**PROBLEM STATEMENT**
Check each line of the records below and collect those holding "this".

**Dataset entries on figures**
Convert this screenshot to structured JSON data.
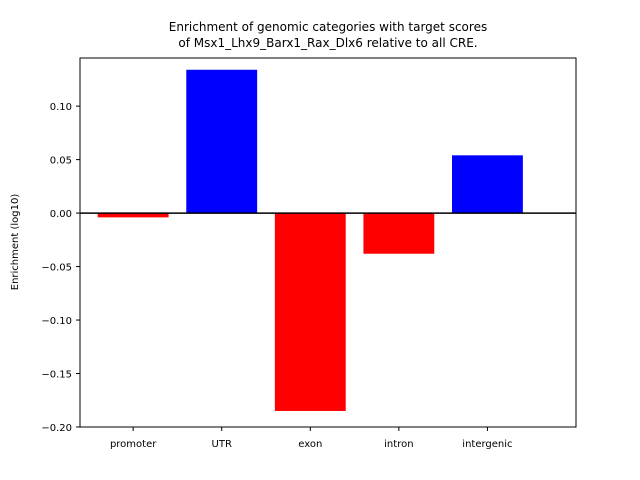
{
  "chart_data": {
    "type": "bar",
    "title_lines": [
      "Enrichment of genomic categories with target scores",
      "of Msx1_Lhx9_Barx1_Rax_Dlx6 relative to all CRE."
    ],
    "xlabel": "",
    "ylabel": "Enrichment (log10)",
    "categories": [
      "promoter",
      "UTR",
      "exon",
      "intron",
      "intergenic"
    ],
    "values": [
      -0.004,
      0.134,
      -0.185,
      -0.038,
      0.054
    ],
    "ylim": [
      -0.2,
      0.145
    ],
    "yticks": [
      0.1,
      0.05,
      0.0,
      -0.05,
      -0.1,
      -0.15,
      -0.2
    ],
    "ytick_labels": [
      "0.10",
      "0.05",
      "0.00",
      "−0.05",
      "−0.10",
      "−0.15",
      "−0.20"
    ],
    "positive_color": "#0000ff",
    "negative_color": "#ff0000",
    "zero_line": true,
    "grid": false
  }
}
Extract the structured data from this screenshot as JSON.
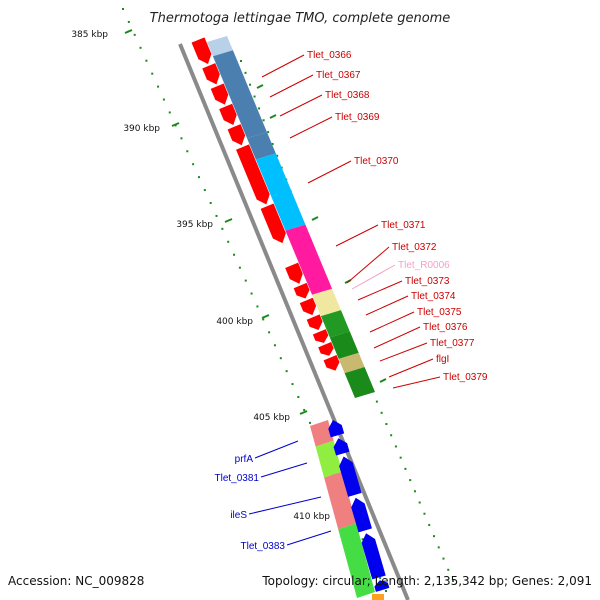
{
  "header": {
    "title": "Thermotoga lettingae TMO, complete genome"
  },
  "footer": {
    "accession": "Accession: NC_009828",
    "summary": "Topology: circular; Length: 2,135,342 bp; Genes: 2,091"
  },
  "ruler": {
    "ticks": [
      {
        "label": "385 kbp",
        "kbp": 385
      },
      {
        "label": "390 kbp",
        "kbp": 390
      },
      {
        "label": "395 kbp",
        "kbp": 395
      },
      {
        "label": "400 kbp",
        "kbp": 400
      },
      {
        "label": "405 kbp",
        "kbp": 405
      },
      {
        "label": "410 kbp",
        "kbp": 410
      }
    ]
  },
  "genes": {
    "forward": [
      {
        "label": "Tlet_0366",
        "color": "#cc0000"
      },
      {
        "label": "Tlet_0367",
        "color": "#cc0000"
      },
      {
        "label": "Tlet_0368",
        "color": "#cc0000"
      },
      {
        "label": "Tlet_0369",
        "color": "#cc0000"
      },
      {
        "label": "Tlet_0370",
        "color": "#cc0000"
      },
      {
        "label": "Tlet_0371",
        "color": "#cc0000"
      },
      {
        "label": "Tlet_0372",
        "color": "#cc0000"
      },
      {
        "label": "Tlet_R0006",
        "color": "#f4a0c8"
      },
      {
        "label": "Tlet_0373",
        "color": "#cc0000"
      },
      {
        "label": "Tlet_0374",
        "color": "#cc0000"
      },
      {
        "label": "Tlet_0375",
        "color": "#cc0000"
      },
      {
        "label": "Tlet_0376",
        "color": "#cc0000"
      },
      {
        "label": "Tlet_0377",
        "color": "#cc0000"
      },
      {
        "label": "flgI",
        "color": "#cc0000"
      },
      {
        "label": "Tlet_0379",
        "color": "#cc0000"
      }
    ],
    "reverse": [
      {
        "label": "prfA",
        "color": "#0000cc"
      },
      {
        "label": "Tlet_0381",
        "color": "#0000cc"
      },
      {
        "label": "ileS",
        "color": "#0000cc"
      },
      {
        "label": "Tlet_0383",
        "color": "#0000cc"
      }
    ]
  },
  "colors": {
    "backbone": "#8a8a8a",
    "forward_arrow": "#ff0000",
    "reverse_arrow": "#0000ee",
    "ruler_tick": "#1a8a1a",
    "cog_blue": "#4a7fb0",
    "cog_light_blue": "#b8d0e8",
    "cog_cyan": "#00bfff",
    "cog_magenta": "#ff1aa0",
    "cog_pale_yellow": "#f0e8a0",
    "cog_green": "#229922",
    "cog_dark_green": "#1a8a1a",
    "cog_tan": "#c8b870",
    "cog_salmon": "#f08080",
    "cog_lime": "#90ee40",
    "cog_bright_green": "#44dd44",
    "cog_orange": "#ffa020"
  }
}
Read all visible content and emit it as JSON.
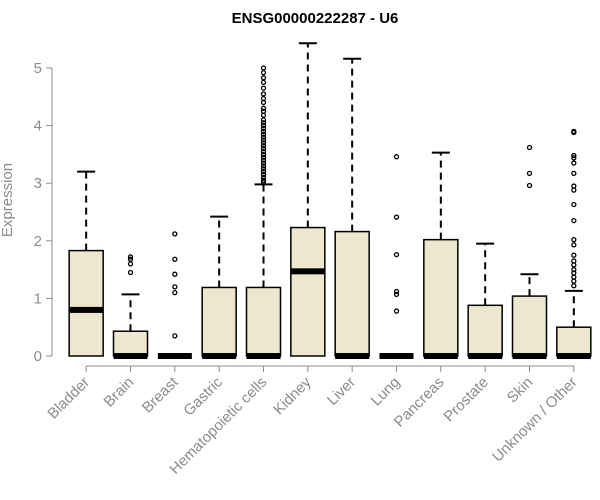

**REPLY TO THE EXERCISE**
Convert this screenshot to structured JSON data.
Extract the structured data from this screenshot as JSON.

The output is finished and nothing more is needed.